> [EXERCISE INSTRUCTIONS] Repeat the data verbatim.

> [EXTRACTED ENTRIES]

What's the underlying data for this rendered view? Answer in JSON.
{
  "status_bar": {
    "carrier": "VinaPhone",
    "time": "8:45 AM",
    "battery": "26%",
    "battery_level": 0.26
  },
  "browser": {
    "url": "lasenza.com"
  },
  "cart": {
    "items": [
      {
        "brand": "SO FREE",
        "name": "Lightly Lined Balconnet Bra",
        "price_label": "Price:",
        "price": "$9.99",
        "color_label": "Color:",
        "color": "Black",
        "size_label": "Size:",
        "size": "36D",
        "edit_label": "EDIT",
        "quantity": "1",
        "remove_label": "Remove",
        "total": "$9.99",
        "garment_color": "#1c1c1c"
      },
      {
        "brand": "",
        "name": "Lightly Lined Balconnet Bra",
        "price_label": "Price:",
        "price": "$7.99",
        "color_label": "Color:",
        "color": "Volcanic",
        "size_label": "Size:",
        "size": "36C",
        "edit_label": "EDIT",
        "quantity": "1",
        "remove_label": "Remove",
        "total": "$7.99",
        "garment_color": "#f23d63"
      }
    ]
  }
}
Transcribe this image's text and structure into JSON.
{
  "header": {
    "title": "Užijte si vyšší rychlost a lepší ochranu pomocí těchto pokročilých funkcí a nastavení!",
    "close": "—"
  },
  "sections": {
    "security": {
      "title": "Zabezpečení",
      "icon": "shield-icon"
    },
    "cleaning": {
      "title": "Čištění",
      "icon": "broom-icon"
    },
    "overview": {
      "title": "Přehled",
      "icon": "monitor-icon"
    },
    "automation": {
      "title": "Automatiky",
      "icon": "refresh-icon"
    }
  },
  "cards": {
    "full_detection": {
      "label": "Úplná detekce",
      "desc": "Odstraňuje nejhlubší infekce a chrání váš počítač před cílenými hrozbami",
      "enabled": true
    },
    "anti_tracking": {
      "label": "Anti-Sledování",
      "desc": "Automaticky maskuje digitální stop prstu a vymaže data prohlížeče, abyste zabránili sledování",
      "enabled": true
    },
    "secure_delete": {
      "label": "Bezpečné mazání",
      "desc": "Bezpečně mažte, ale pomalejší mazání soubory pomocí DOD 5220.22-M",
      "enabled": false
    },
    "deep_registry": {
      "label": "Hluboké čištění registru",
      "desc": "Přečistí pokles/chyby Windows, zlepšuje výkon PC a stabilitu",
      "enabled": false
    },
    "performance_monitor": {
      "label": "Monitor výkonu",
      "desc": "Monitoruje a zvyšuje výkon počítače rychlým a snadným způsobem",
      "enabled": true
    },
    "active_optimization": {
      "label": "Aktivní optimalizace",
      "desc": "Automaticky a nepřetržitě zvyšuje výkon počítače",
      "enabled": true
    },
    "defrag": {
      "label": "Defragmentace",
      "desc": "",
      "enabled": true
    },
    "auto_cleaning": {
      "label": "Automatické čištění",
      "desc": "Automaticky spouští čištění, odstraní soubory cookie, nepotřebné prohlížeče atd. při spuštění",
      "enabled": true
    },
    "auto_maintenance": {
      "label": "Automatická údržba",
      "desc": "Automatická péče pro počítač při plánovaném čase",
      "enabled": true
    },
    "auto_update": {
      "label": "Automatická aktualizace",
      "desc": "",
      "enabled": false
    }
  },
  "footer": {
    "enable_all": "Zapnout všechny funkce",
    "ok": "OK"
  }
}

> [FINAL RESULT]
What's the underlying data for this rendered view? Answer in JSON.
{
  "status_bar": {
    "carrier": "VinaPhone",
    "time": "8:45 AM",
    "battery": "26%",
    "battery_level": 0.26
  },
  "browser": {
    "url": "lasenza.com"
  },
  "cart": {
    "items": [
      {
        "brand": "SO FREE",
        "name": "Lightly Lined Balconnet Bra",
        "price_label": "Price:",
        "price": "$9.99",
        "color_label": "Color:",
        "color": "Black",
        "size_label": "Size:",
        "size": "36D",
        "edit_label": "EDIT",
        "quantity": "1",
        "remove_label": "Remove",
        "total": "$9.99",
        "garment_color": "#1c1c1c"
      },
      {
        "brand": "",
        "name": "Lightly Lined Balconnet Bra",
        "price_label": "Price:",
        "price": "$7.99",
        "color_label": "Color:",
        "color": "Volcanic",
        "size_label": "Size:",
        "size": "36C",
        "edit_label": "EDIT",
        "quantity": "1",
        "remove_label": "Remove",
        "total": "$7.99",
        "garment_color": "#f23d63"
      }
    ]
  }
}
Transcribe this image's text and structure into JSON.
{
  "header": {
    "title": "Užijte si vyšší rychlost a lepší ochranu pomocí těchto pokročilých funkcí a nastavení!",
    "close": "—"
  },
  "sections": {
    "security": {
      "title": "Zabezpečení",
      "icon": "shield-icon"
    },
    "cleaning": {
      "title": "Čištění",
      "icon": "broom-icon"
    },
    "overview": {
      "title": "Přehled",
      "icon": "monitor-icon"
    },
    "automation": {
      "title": "Automatiky",
      "icon": "refresh-icon"
    }
  },
  "cards": {
    "full_detection": {
      "label": "Úplná detekce",
      "desc": "Odstraňuje nejhlubší infekce a chrání váš počítač před cílenými hrozbami",
      "enabled": true
    },
    "anti_tracking": {
      "label": "Anti-Sledování",
      "desc": "Automaticky maskuje digitální stop prstu a vymaže data prohlížeče, abyste zabránili sledování",
      "enabled": true
    },
    "secure_delete": {
      "label": "Bezpečné mazání",
      "desc": "Bezpečně mažte, ale pomalejší mazání soubory pomocí DOD 5220.22-M",
      "enabled": false
    },
    "deep_registry": {
      "label": "Hluboké čištění registru",
      "desc": "Přečistí pokles/chyby Windows, zlepšuje výkon PC a stabilitu",
      "enabled": false
    },
    "performance_monitor": {
      "label": "Monitor výkonu",
      "desc": "Monitoruje a zvyšuje výkon počítače rychlým a snadným způsobem",
      "enabled": true
    },
    "active_optimization": {
      "label": "Aktivní optimalizace",
      "desc": "Automaticky a nepřetržitě zvyšuje výkon počítače",
      "enabled": true
    },
    "defrag": {
      "label": "Defragmentace",
      "desc": "",
      "enabled": true
    },
    "auto_cleaning": {
      "label": "Automatické čištění",
      "desc": "Automaticky spouští čištění, odstraní soubory cookie, nepotřebné prohlížeče atd. při spuštění",
      "enabled": true
    },
    "auto_maintenance": {
      "label": "Automatická údržba",
      "desc": "Automatická péče pro počítač při plánovaném čase",
      "enabled": true
    },
    "auto_update": {
      "label": "Automatická aktualizace",
      "desc": "",
      "enabled": false
    }
  },
  "footer": {
    "enable_all": "Zapnout všechny funkce",
    "ok": "OK"
  }
}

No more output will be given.